> Goal
For each line below that includes the word "JSON", make a copy.

(Raw records)
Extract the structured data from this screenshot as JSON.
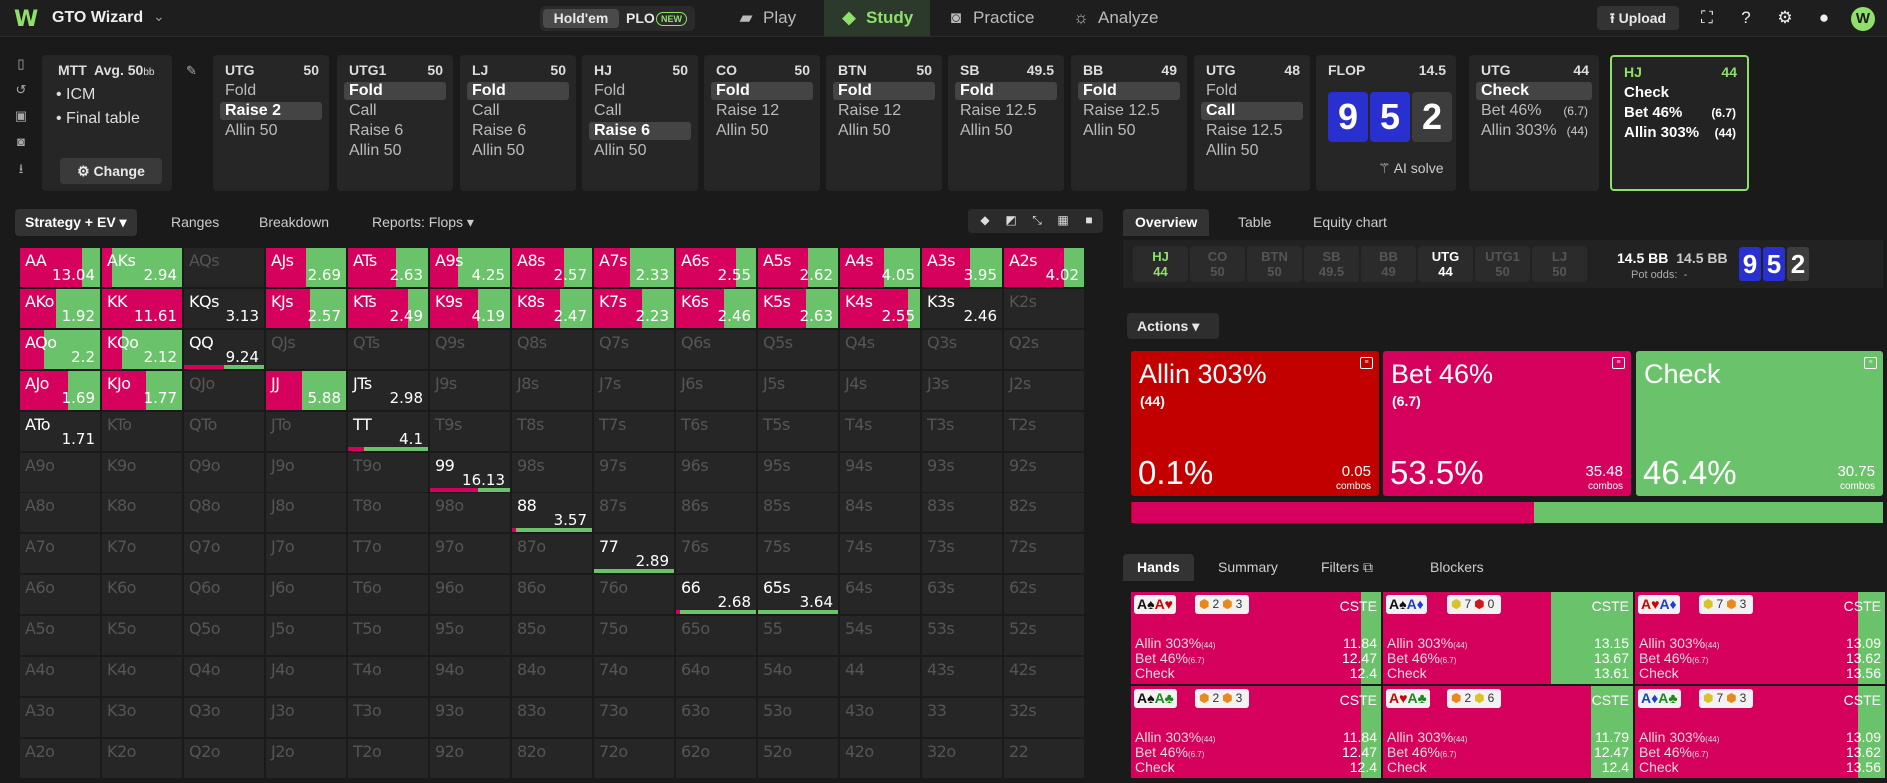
{
  "app": {
    "logo": "W",
    "title": "GTO Wizard"
  },
  "game_toggle": {
    "holdem": "Hold'em",
    "plo": "PLO",
    "new_badge": "NEW"
  },
  "nav": [
    {
      "label": "Play",
      "icon": "play-icon"
    },
    {
      "label": "Study",
      "icon": "study-icon"
    },
    {
      "label": "Practice",
      "icon": "controller-icon"
    },
    {
      "label": "Analyze",
      "icon": "bulb-icon"
    }
  ],
  "upload_label": "Upload",
  "mtt": {
    "title": "MTT",
    "avg": "Avg. 50",
    "bb": "bb",
    "bullets": [
      "ICM",
      "Final table"
    ],
    "change": "Change"
  },
  "positions": [
    {
      "name": "UTG",
      "stack": "50",
      "actions": [
        "Fold",
        "Raise 2",
        "Allin 50"
      ],
      "selected": 1
    },
    {
      "name": "UTG1",
      "stack": "50",
      "actions": [
        "Fold",
        "Call",
        "Raise 6",
        "Allin 50"
      ],
      "selected": 0
    },
    {
      "name": "LJ",
      "stack": "50",
      "actions": [
        "Fold",
        "Call",
        "Raise 6",
        "Allin 50"
      ],
      "selected": 0
    },
    {
      "name": "HJ",
      "stack": "50",
      "actions": [
        "Fold",
        "Call",
        "Raise 6",
        "Allin 50"
      ],
      "selected": 2
    },
    {
      "name": "CO",
      "stack": "50",
      "actions": [
        "Fold",
        "Raise 12",
        "Allin 50"
      ],
      "selected": 0
    },
    {
      "name": "BTN",
      "stack": "50",
      "actions": [
        "Fold",
        "Raise 12",
        "Allin 50"
      ],
      "selected": 0
    },
    {
      "name": "SB",
      "stack": "49.5",
      "actions": [
        "Fold",
        "Raise 12.5",
        "Allin 50"
      ],
      "selected": 0
    },
    {
      "name": "BB",
      "stack": "49",
      "actions": [
        "Fold",
        "Raise 12.5",
        "Allin 50"
      ],
      "selected": 0
    },
    {
      "name": "UTG",
      "stack": "48",
      "actions": [
        "Fold",
        "Call",
        "Raise 12.5",
        "Allin 50"
      ],
      "selected": 1
    }
  ],
  "flop": {
    "name": "FLOP",
    "pot": "14.5",
    "cards": [
      "9",
      "5",
      "2"
    ],
    "ai_solve": "AI solve"
  },
  "utg_flop": {
    "name": "UTG",
    "stack": "44",
    "actions": [
      {
        "label": "Check",
        "r": ""
      },
      {
        "label": "Bet 46%",
        "r": "(6.7)"
      },
      {
        "label": "Allin 303%",
        "r": "(44)"
      }
    ]
  },
  "hj_flop": {
    "name": "HJ",
    "stack": "44",
    "actions": [
      {
        "label": "Check",
        "r": ""
      },
      {
        "label": "Bet 46%",
        "r": "(6.7)"
      },
      {
        "label": "Allin 303%",
        "r": "(44)"
      }
    ]
  },
  "left_tabs": {
    "strategy": "Strategy + EV",
    "ranges": "Ranges",
    "breakdown": "Breakdown",
    "reports": "Reports: Flops"
  },
  "right_tabs": [
    "Overview",
    "Table",
    "Equity chart"
  ],
  "info_chips": [
    {
      "n": "HJ",
      "s": "44"
    },
    {
      "n": "CO",
      "s": "50"
    },
    {
      "n": "BTN",
      "s": "50"
    },
    {
      "n": "SB",
      "s": "49.5"
    },
    {
      "n": "BB",
      "s": "49"
    },
    {
      "n": "UTG",
      "s": "44"
    },
    {
      "n": "UTG1",
      "s": "50"
    },
    {
      "n": "LJ",
      "s": "50"
    }
  ],
  "pot": {
    "a": "14.5 BB",
    "b": "14.5 BB",
    "odds_label": "Pot odds:",
    "odds": "-"
  },
  "actions_label": "Actions",
  "action_boxes": [
    {
      "name": "Allin 303%",
      "size": "(44)",
      "pct": "0.1%",
      "combos": "0.05",
      "combos_label": "combos",
      "color": "#c20000"
    },
    {
      "name": "Bet 46%",
      "size": "(6.7)",
      "pct": "53.5%",
      "combos": "35.48",
      "combos_label": "combos",
      "color": "#d6005d"
    },
    {
      "name": "Check",
      "size": "",
      "pct": "46.4%",
      "combos": "30.75",
      "combos_label": "combos",
      "color": "#6ac36a"
    }
  ],
  "freq": {
    "allin": 0.1,
    "bet": 53.5,
    "check": 46.4
  },
  "hand_tabs": [
    "Hands",
    "Summary",
    "Filters",
    "Blockers"
  ],
  "hand_cards": [
    {
      "c1": "A♠",
      "c1c": "blk",
      "c2": "A♥",
      "c2c": "red",
      "b": [
        [
          "2",
          "o"
        ],
        [
          "3",
          "o"
        ]
      ],
      "check": 0.08,
      "vals": [
        "11.84",
        "12.47",
        "12.4"
      ]
    },
    {
      "c1": "A♠",
      "c1c": "blk",
      "c2": "A♦",
      "c2c": "bl",
      "b": [
        [
          "7",
          "y"
        ],
        [
          "0",
          "r"
        ]
      ],
      "check": 0.33,
      "vals": [
        "13.15",
        "13.67",
        "13.61"
      ]
    },
    {
      "c1": "A♥",
      "c1c": "red",
      "c2": "A♦",
      "c2c": "bl",
      "b": [
        [
          "7",
          "y"
        ],
        [
          "3",
          "o"
        ]
      ],
      "check": 0.11,
      "vals": [
        "13.09",
        "13.62",
        "13.56"
      ]
    },
    {
      "c1": "A♠",
      "c1c": "blk",
      "c2": "A♣",
      "c2c": "gn",
      "b": [
        [
          "2",
          "o"
        ],
        [
          "3",
          "o"
        ]
      ],
      "check": 0.08,
      "vals": [
        "11.84",
        "12.47",
        "12.4"
      ]
    },
    {
      "c1": "A♥",
      "c1c": "red",
      "c2": "A♣",
      "c2c": "gn",
      "b": [
        [
          "2",
          "o"
        ],
        [
          "6",
          "y"
        ]
      ],
      "check": 0.17,
      "vals": [
        "11.79",
        "12.47",
        "12.4"
      ]
    },
    {
      "c1": "A♦",
      "c1c": "bl",
      "c2": "A♣",
      "c2c": "gn",
      "b": [
        [
          "7",
          "y"
        ],
        [
          "3",
          "o"
        ]
      ],
      "check": 0.11,
      "vals": [
        "13.09",
        "13.62",
        "13.56"
      ]
    }
  ],
  "hand_labels": [
    "Allin 303%",
    "Bet 46%",
    "Check"
  ],
  "hand_label_sub": [
    "(44)",
    "(6.7)",
    ""
  ],
  "cste": "CSTE",
  "grid": {
    "ranks": [
      "A",
      "K",
      "Q",
      "J",
      "T",
      "9",
      "8",
      "7",
      "6",
      "5",
      "4",
      "3",
      "2"
    ],
    "cells": {
      "AA": [
        0.78,
        0.22,
        "13.04"
      ],
      "AKs": [
        0.13,
        0.87,
        "2.94"
      ],
      "AJs": [
        0.5,
        0.5,
        "2.69"
      ],
      "ATs": [
        0.6,
        0.4,
        "2.63"
      ],
      "A9s": [
        0.35,
        0.65,
        "4.25"
      ],
      "A8s": [
        0.65,
        0.35,
        "2.57"
      ],
      "A7s": [
        0.45,
        0.55,
        "2.33"
      ],
      "A6s": [
        0.75,
        0.25,
        "2.55"
      ],
      "A5s": [
        0.62,
        0.38,
        "2.62"
      ],
      "A4s": [
        0.55,
        0.45,
        "4.05"
      ],
      "A3s": [
        0.6,
        0.4,
        "3.95"
      ],
      "A2s": [
        0.75,
        0.25,
        "4.02"
      ],
      "AKo": [
        0.45,
        0.55,
        "1.92"
      ],
      "KK": [
        1,
        0,
        "11.61"
      ],
      "KQs": [
        0,
        0,
        "3.13"
      ],
      "KJs": [
        0.55,
        0.45,
        "2.57"
      ],
      "KTs": [
        0.75,
        0.25,
        "2.49"
      ],
      "K9s": [
        0.6,
        0.4,
        "4.19"
      ],
      "K8s": [
        0.6,
        0.4,
        "2.47"
      ],
      "K7s": [
        0.6,
        0.4,
        "2.23"
      ],
      "K6s": [
        0.6,
        0.4,
        "2.46"
      ],
      "K5s": [
        0.6,
        0.4,
        "2.63"
      ],
      "K4s": [
        0.85,
        0.15,
        "2.55"
      ],
      "K3s": [
        0,
        0,
        "2.46"
      ],
      "AQo": [
        0.3,
        0.7,
        "2.2"
      ],
      "KQo": [
        0.25,
        0.75,
        "2.12"
      ],
      "QQ": [
        0.5,
        0.5,
        "9.24"
      ],
      "AJo": [
        0.6,
        0.4,
        "1.69"
      ],
      "KJo": [
        0.55,
        0.45,
        "1.77"
      ],
      "JJ": [
        0.45,
        0.55,
        "5.88"
      ],
      "JTs": [
        0,
        0,
        "2.98"
      ],
      "ATo": [
        0,
        0,
        "1.71"
      ],
      "TT": [
        0.2,
        0.8,
        "4.1"
      ],
      "99": [
        0.6,
        0.4,
        "16.13"
      ],
      "88": [
        0.05,
        0.95,
        "3.57"
      ],
      "77": [
        0,
        1,
        "2.89"
      ],
      "66": [
        0.05,
        0.95,
        "2.68"
      ],
      "65s": [
        0,
        1,
        "3.64"
      ]
    }
  }
}
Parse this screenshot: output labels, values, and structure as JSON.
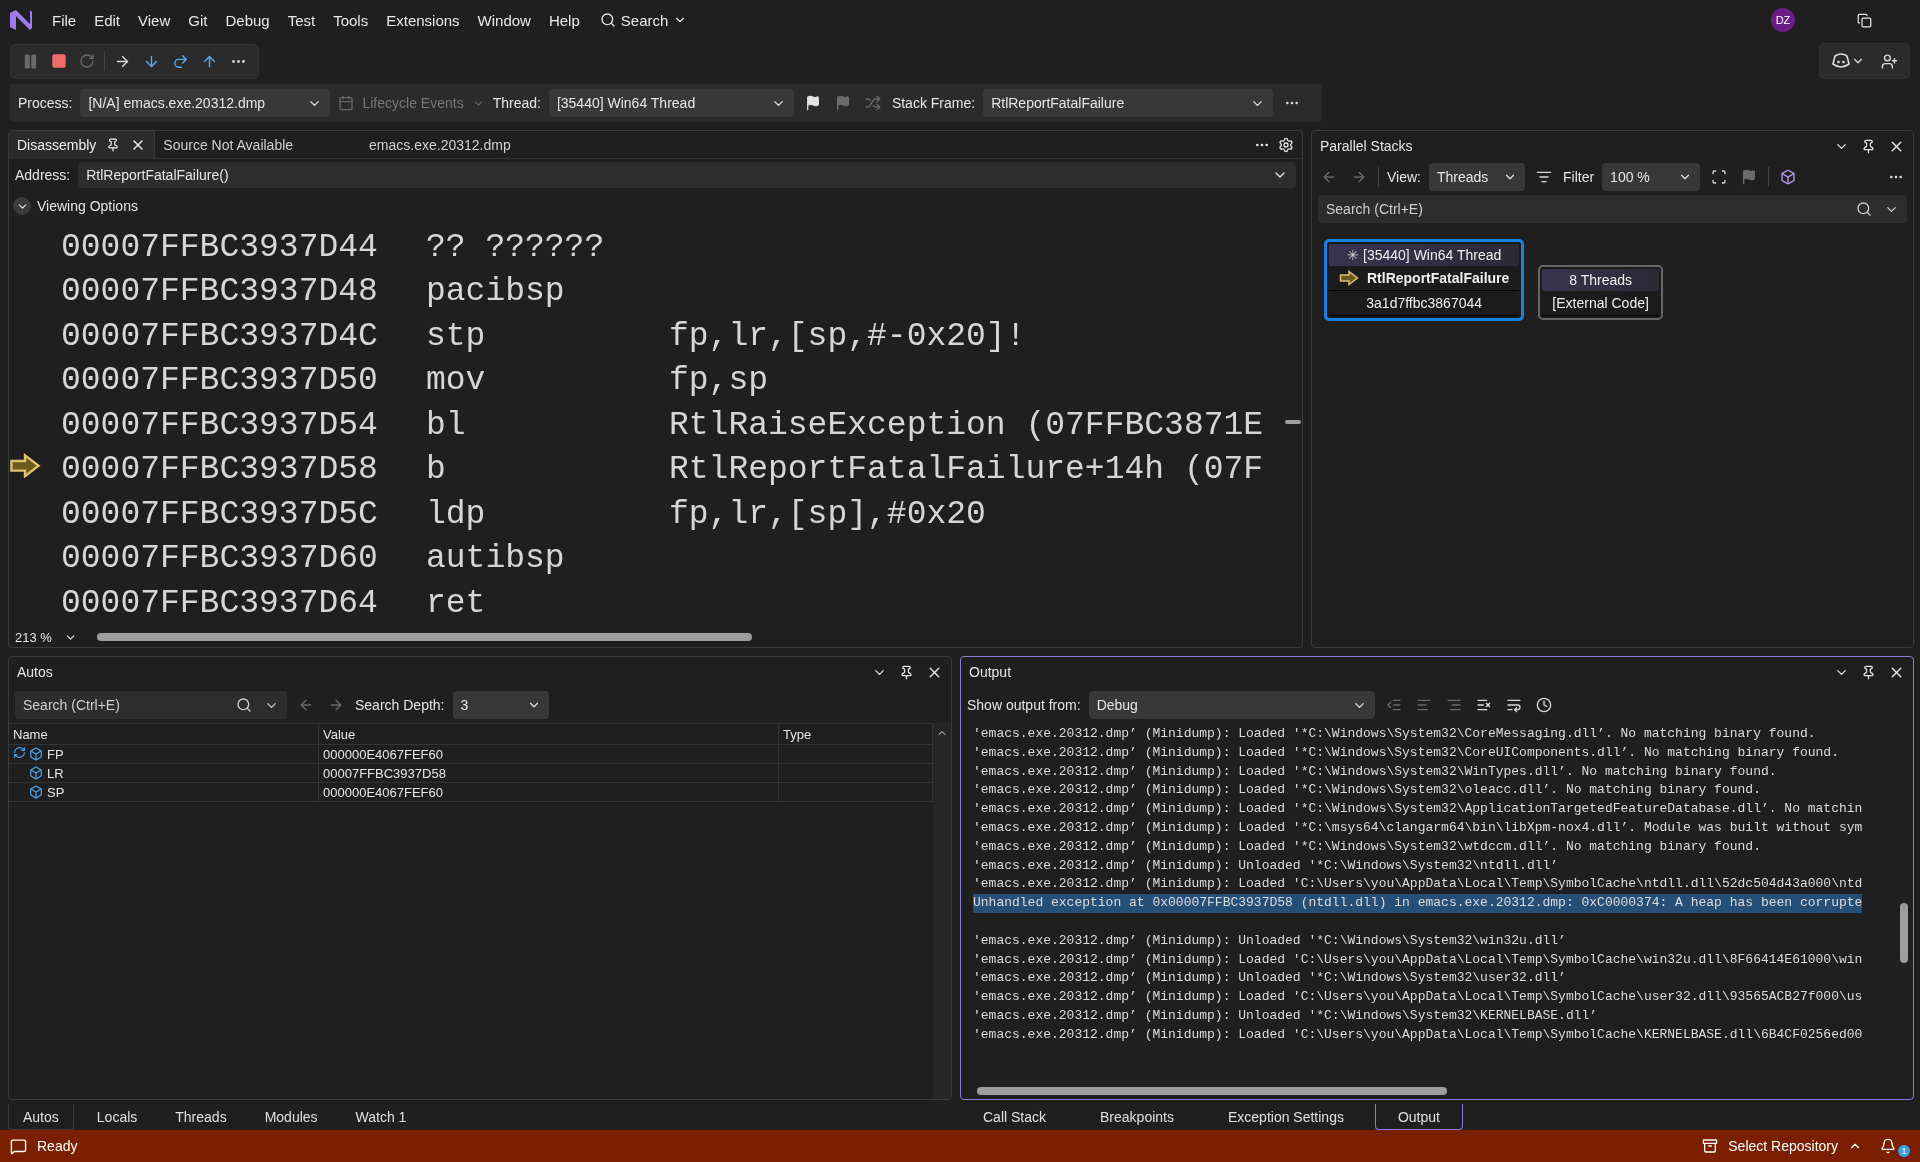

> Written solution
Extract the structured data from this screenshot as JSON.
Parse this screenshot: output labels, values, and structure as JSON.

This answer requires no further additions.